[Requirement] Track down each line that has the word "Device" and copy it.

[Records provided]
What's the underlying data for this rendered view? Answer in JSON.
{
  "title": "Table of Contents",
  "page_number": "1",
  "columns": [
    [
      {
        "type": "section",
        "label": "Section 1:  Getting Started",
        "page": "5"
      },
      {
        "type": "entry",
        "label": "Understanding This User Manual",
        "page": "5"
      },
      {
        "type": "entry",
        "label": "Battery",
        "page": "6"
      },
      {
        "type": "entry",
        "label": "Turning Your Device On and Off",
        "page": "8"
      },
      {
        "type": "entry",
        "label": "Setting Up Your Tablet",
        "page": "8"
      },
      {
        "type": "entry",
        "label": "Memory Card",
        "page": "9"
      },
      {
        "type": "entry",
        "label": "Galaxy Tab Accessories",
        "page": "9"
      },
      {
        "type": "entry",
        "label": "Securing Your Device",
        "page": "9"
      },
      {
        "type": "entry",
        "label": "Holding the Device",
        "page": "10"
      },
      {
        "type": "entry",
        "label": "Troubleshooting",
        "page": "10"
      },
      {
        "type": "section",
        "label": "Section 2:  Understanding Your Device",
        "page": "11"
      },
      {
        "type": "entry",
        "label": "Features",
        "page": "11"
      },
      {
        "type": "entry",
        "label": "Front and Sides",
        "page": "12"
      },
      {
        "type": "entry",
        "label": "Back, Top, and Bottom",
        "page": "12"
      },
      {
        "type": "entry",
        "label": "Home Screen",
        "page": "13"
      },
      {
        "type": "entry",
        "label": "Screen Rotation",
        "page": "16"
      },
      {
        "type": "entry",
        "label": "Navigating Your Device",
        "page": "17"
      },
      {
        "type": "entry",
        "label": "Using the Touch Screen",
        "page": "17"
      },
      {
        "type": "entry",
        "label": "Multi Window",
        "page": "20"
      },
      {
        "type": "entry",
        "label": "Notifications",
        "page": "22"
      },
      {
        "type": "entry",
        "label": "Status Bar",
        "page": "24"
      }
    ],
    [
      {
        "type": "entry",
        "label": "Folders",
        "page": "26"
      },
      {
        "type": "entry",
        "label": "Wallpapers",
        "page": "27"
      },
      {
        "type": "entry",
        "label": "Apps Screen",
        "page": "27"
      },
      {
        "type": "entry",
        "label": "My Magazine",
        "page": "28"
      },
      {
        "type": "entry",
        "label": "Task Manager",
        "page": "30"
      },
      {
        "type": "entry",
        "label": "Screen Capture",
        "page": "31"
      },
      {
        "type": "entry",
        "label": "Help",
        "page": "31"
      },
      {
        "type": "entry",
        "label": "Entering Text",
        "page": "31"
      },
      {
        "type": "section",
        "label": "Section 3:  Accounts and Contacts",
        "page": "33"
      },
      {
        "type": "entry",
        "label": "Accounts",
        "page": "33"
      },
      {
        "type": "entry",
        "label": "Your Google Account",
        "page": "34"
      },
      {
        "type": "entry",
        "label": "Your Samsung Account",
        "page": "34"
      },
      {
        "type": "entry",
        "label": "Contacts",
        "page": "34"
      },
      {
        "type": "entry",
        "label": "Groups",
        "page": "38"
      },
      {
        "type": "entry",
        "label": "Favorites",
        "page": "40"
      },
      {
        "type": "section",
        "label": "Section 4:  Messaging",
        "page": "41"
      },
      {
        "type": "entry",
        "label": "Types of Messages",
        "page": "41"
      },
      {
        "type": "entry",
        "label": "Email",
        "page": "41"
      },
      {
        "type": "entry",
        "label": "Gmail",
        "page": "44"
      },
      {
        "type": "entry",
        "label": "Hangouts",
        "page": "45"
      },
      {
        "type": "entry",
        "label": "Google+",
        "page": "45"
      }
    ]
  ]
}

[Output for this task]
        "label": "Turning Your Device On and Off",
        "label": "Securing Your Device",
        "label": "Holding the Device",
        "label": "Section 2:  Understanding Your Device",
        "label": "Navigating Your Device",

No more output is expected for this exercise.